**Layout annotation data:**
--- START ---

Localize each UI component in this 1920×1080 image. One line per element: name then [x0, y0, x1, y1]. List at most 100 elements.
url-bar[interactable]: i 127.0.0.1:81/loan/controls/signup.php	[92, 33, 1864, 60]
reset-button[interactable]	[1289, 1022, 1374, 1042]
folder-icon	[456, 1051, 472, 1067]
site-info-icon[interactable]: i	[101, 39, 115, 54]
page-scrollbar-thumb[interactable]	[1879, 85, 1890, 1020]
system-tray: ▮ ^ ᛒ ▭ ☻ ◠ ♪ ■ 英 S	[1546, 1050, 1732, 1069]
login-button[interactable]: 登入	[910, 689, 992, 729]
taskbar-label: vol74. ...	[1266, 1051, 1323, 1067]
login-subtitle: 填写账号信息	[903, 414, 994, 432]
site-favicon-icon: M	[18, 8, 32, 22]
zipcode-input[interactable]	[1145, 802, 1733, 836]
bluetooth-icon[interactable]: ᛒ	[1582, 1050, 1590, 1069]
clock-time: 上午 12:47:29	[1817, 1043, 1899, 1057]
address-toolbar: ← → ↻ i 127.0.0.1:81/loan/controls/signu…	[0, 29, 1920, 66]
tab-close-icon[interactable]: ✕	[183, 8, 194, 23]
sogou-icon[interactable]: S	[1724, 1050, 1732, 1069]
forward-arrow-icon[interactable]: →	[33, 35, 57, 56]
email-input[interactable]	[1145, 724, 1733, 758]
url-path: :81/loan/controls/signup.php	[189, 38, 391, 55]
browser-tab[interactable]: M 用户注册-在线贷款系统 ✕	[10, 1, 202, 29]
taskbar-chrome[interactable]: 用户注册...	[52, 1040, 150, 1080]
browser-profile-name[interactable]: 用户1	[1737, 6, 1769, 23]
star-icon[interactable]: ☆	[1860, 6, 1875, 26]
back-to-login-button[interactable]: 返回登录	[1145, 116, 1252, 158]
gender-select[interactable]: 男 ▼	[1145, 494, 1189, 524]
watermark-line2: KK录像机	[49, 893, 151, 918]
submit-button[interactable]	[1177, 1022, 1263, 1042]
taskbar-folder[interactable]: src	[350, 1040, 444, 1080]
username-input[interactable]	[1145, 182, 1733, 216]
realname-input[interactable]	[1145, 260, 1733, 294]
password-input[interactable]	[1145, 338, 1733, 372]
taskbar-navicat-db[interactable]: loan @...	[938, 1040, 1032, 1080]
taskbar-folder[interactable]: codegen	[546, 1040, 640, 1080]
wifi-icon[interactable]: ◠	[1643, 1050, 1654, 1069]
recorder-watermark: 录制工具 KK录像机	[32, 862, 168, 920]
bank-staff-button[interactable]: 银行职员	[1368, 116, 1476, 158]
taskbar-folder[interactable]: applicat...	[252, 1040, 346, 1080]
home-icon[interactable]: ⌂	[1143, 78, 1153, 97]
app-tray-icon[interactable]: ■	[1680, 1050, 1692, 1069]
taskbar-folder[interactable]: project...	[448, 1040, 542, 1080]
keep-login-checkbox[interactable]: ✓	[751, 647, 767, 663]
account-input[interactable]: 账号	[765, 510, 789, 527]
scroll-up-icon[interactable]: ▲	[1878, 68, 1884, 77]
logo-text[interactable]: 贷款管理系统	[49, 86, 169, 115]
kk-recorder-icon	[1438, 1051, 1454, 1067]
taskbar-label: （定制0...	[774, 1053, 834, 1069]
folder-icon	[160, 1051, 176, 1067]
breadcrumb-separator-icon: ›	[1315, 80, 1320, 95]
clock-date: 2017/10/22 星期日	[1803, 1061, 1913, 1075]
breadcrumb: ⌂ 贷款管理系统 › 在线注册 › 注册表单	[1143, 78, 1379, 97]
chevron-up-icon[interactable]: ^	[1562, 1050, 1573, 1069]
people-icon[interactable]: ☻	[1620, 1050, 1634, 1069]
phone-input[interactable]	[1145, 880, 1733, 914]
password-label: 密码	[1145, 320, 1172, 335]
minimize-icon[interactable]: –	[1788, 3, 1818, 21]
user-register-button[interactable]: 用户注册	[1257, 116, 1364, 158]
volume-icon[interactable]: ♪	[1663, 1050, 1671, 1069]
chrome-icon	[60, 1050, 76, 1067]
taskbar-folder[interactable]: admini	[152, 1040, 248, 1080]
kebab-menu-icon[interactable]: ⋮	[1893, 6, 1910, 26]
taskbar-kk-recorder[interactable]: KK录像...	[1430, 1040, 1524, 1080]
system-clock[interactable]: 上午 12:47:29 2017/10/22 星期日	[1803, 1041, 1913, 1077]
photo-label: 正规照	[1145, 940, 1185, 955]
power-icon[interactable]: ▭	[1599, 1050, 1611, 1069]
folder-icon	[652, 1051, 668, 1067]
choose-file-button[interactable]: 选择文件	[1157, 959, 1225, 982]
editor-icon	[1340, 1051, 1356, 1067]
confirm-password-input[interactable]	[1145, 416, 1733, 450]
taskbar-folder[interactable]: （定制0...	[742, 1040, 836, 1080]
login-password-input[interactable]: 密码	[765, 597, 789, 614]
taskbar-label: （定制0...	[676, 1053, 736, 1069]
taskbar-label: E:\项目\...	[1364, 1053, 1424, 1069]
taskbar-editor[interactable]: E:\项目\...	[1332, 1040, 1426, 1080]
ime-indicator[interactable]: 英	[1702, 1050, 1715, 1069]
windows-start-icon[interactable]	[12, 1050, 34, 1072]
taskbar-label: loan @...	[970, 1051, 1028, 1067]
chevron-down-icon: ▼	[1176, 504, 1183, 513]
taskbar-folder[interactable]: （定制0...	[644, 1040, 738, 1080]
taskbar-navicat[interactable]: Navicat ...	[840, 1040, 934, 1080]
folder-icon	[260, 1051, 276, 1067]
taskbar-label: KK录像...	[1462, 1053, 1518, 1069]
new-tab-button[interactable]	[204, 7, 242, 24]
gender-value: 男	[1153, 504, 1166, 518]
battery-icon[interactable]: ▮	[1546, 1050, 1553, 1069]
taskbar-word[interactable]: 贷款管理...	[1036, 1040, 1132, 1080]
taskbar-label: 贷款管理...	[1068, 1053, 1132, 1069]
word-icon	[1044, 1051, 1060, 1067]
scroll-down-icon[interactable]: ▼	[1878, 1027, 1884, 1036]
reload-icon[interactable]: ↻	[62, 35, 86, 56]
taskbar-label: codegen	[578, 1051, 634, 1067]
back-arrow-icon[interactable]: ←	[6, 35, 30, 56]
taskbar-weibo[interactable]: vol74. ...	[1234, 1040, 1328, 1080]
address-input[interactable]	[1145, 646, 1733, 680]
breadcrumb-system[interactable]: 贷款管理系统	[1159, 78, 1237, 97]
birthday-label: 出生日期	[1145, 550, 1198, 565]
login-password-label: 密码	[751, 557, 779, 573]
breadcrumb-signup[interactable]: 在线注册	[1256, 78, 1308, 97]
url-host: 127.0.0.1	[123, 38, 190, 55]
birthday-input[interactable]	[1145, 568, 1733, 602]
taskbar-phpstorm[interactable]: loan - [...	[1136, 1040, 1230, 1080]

--- END ---

**To do:** Lay out every line of the rows above as a JSON list of strings, one string per line, and omit any blank lines.

**Task result:**
[
  "Localize each UI component in this 1920×1080 image. One line per element: name then [x0, y0, x1, y1]. List at most 100 elements.",
  "url-bar[interactable]: i 127.0.0.1:81/loan/controls/signup.php\t[92, 33, 1864, 60]",
  "reset-button[interactable]\t[1289, 1022, 1374, 1042]",
  "folder-icon\t[456, 1051, 472, 1067]",
  "site-info-icon[interactable]: i\t[101, 39, 115, 54]",
  "page-scrollbar-thumb[interactable]\t[1879, 85, 1890, 1020]",
  "system-tray: ▮ ^ ᛒ ▭ ☻ ◠ ♪ ■ 英 S\t[1546, 1050, 1732, 1069]",
  "login-button[interactable]: 登入\t[910, 689, 992, 729]",
  "taskbar-label: vol74. ...\t[1266, 1051, 1323, 1067]",
  "login-subtitle: 填写账号信息\t[903, 414, 994, 432]",
  "site-favicon-icon: M\t[18, 8, 32, 22]",
  "zipcode-input[interactable]\t[1145, 802, 1733, 836]",
  "bluetooth-icon[interactable]: ᛒ\t[1582, 1050, 1590, 1069]",
  "clock-time: 上午 12:47:29\t[1817, 1043, 1899, 1057]",
  "address-toolbar: ← → ↻ i 127.0.0.1:81/loan/controls/signu…\t[0, 29, 1920, 66]",
  "tab-close-icon[interactable]: ✕\t[183, 8, 194, 23]",
  "sogou-icon[interactable]: S\t[1724, 1050, 1732, 1069]",
  "forward-arrow-icon[interactable]: →\t[33, 35, 57, 56]",
  "email-input[interactable]\t[1145, 724, 1733, 758]",
  "url-path: :81/loan/controls/signup.php\t[189, 38, 391, 55]",
  "browser-tab[interactable]: M 用户注册-在线贷款系统 ✕\t[10, 1, 202, 29]",
  "taskbar-chrome[interactable]: 用户注册...\t[52, 1040, 150, 1080]",
  "browser-profile-name[interactable]: 用户1\t[1737, 6, 1769, 23]",
  "star-icon[interactable]: ☆\t[1860, 6, 1875, 26]",
  "back-to-login-button[interactable]: 返回登录\t[1145, 116, 1252, 158]",
  "gender-select[interactable]: 男 ▼\t[1145, 494, 1189, 524]",
  "watermark-line2: KK录像机\t[49, 893, 151, 918]",
  "submit-button[interactable]\t[1177, 1022, 1263, 1042]",
  "taskbar-folder[interactable]: src\t[350, 1040, 444, 1080]",
  "username-input[interactable]\t[1145, 182, 1733, 216]",
  "realname-input[interactable]\t[1145, 260, 1733, 294]",
  "password-input[interactable]\t[1145, 338, 1733, 372]",
  "taskbar-navicat-db[interactable]: loan @...\t[938, 1040, 1032, 1080]",
  "taskbar-folder[interactable]: codegen\t[546, 1040, 640, 1080]",
  "wifi-icon[interactable]: ◠\t[1643, 1050, 1654, 1069]",
  "recorder-watermark: 录制工具 KK录像机\t[32, 862, 168, 920]",
  "bank-staff-button[interactable]: 银行职员\t[1368, 116, 1476, 158]",
  "taskbar-folder[interactable]: applicat...\t[252, 1040, 346, 1080]",
  "home-icon[interactable]: ⌂\t[1143, 78, 1153, 97]",
  "app-tray-icon[interactable]: ■\t[1680, 1050, 1692, 1069]",
  "taskbar-folder[interactable]: project...\t[448, 1040, 542, 1080]",
  "keep-login-checkbox[interactable]: ✓\t[751, 647, 767, 663]",
  "account-input[interactable]: 账号\t[765, 510, 789, 527]",
  "scroll-up-icon[interactable]: ▲\t[1878, 68, 1884, 77]",
  "logo-text[interactable]: 贷款管理系统\t[49, 86, 169, 115]",
  "kk-recorder-icon\t[1438, 1051, 1454, 1067]",
  "taskbar-label: （定制0...\t[774, 1053, 834, 1069]",
  "folder-icon\t[160, 1051, 176, 1067]",
  "breadcrumb-separator-icon: ›\t[1315, 80, 1320, 95]",
  "clock-date: 2017/10/22 星期日\t[1803, 1061, 1913, 1075]",
  "breadcrumb: ⌂ 贷款管理系统 › 在线注册 › 注册表单\t[1143, 78, 1379, 97]",
  "chevron-up-icon[interactable]: ^\t[1562, 1050, 1573, 1069]",
  "people-icon[interactable]: ☻\t[1620, 1050, 1634, 1069]",
  "phone-input[interactable]\t[1145, 880, 1733, 914]",
  "password-label: 密码\t[1145, 320, 1172, 335]",
  "minimize-icon[interactable]: –\t[1788, 3, 1818, 21]",
  "user-register-button[interactable]: 用户注册\t[1257, 116, 1364, 158]",
  "volume-icon[interactable]: ♪\t[1663, 1050, 1671, 1069]",
  "chrome-icon\t[60, 1050, 76, 1067]",
  "taskbar-folder[interactable]: admini\t[152, 1040, 248, 1080]",
  "kebab-menu-icon[interactable]: ⋮\t[1893, 6, 1910, 26]",
  "taskbar-kk-recorder[interactable]: KK录像...\t[1430, 1040, 1524, 1080]",
  "system-clock[interactable]: 上午 12:47:29 2017/10/22 星期日\t[1803, 1041, 1913, 1077]",
  "photo-label: 正规照\t[1145, 940, 1185, 955]",
  "power-icon[interactable]: ▭\t[1599, 1050, 1611, 1069]",
  "folder-icon\t[652, 1051, 668, 1067]",
  "choose-file-button[interactable]: 选择文件\t[1157, 959, 1225, 982]",
  "editor-icon\t[1340, 1051, 1356, 1067]",
  "confirm-password-input[interactable]\t[1145, 416, 1733, 450]",
  "taskbar-folder[interactable]: （定制0...\t[742, 1040, 836, 1080]",
  "login-password-input[interactable]: 密码\t[765, 597, 789, 614]",
  "taskbar-label: （定制0...\t[676, 1053, 736, 1069]",
  "taskbar-label: E:\\项目\\...\t[1364, 1053, 1424, 1069]",
  "taskbar-editor[interactable]: E:\\项目\\...\t[1332, 1040, 1426, 1080]",
  "ime-indicator[interactable]: 英\t[1702, 1050, 1715, 1069]",
  "windows-start-icon[interactable]\t[12, 1050, 34, 1072]",
  "taskbar-label: loan @...\t[970, 1051, 1028, 1067]",
  "chevron-down-icon: ▼\t[1176, 504, 1183, 513]",
  "taskbar-folder[interactable]: （定制0...\t[644, 1040, 738, 1080]",
  "taskbar-navicat[interactable]: Navicat ...\t[840, 1040, 934, 1080]",
  "folder-icon\t[260, 1051, 276, 1067]",
  "taskbar-label: KK录像...\t[1462, 1053, 1518, 1069]",
  "new-tab-button[interactable]\t[204, 7, 242, 24]",
  "gender-value: 男\t[1153, 504, 1166, 518]",
  "battery-icon[interactable]: ▮\t[1546, 1050, 1553, 1069]",
  "taskbar-word[interactable]: 贷款管理...\t[1036, 1040, 1132, 1080]",
  "taskbar-label: 贷款管理...\t[1068, 1053, 1132, 1069]",
  "word-icon\t[1044, 1051, 1060, 1067]",
  "scroll-down-icon[interactable]: ▼\t[1878, 1027, 1884, 1036]",
  "reload-icon[interactable]: ↻\t[62, 35, 86, 56]",
  "taskbar-label: codegen\t[578, 1051, 634, 1067]",
  "back-arrow-icon[interactable]: ←\t[6, 35, 30, 56]",
  "taskbar-weibo[interactable]: vol74. ...\t[1234, 1040, 1328, 1080]",
  "address-input[interactable]\t[1145, 646, 1733, 680]",
  "breadcrumb-system[interactable]: 贷款管理系统\t[1159, 78, 1237, 97]",
  "birthday-label: 出生日期\t[1145, 550, 1198, 565]",
  "login-password-label: 密码\t[751, 557, 779, 573]",
  "breadcrumb-signup[interactable]: 在线注册\t[1256, 78, 1308, 97]",
  "url-host: 127.0.0.1\t[123, 38, 190, 55]",
  "birthday-input[interactable]\t[1145, 568, 1733, 602]",
  "taskbar-phpstorm[interactable]: loan - [...\t[1136, 1040, 1230, 1080]"
]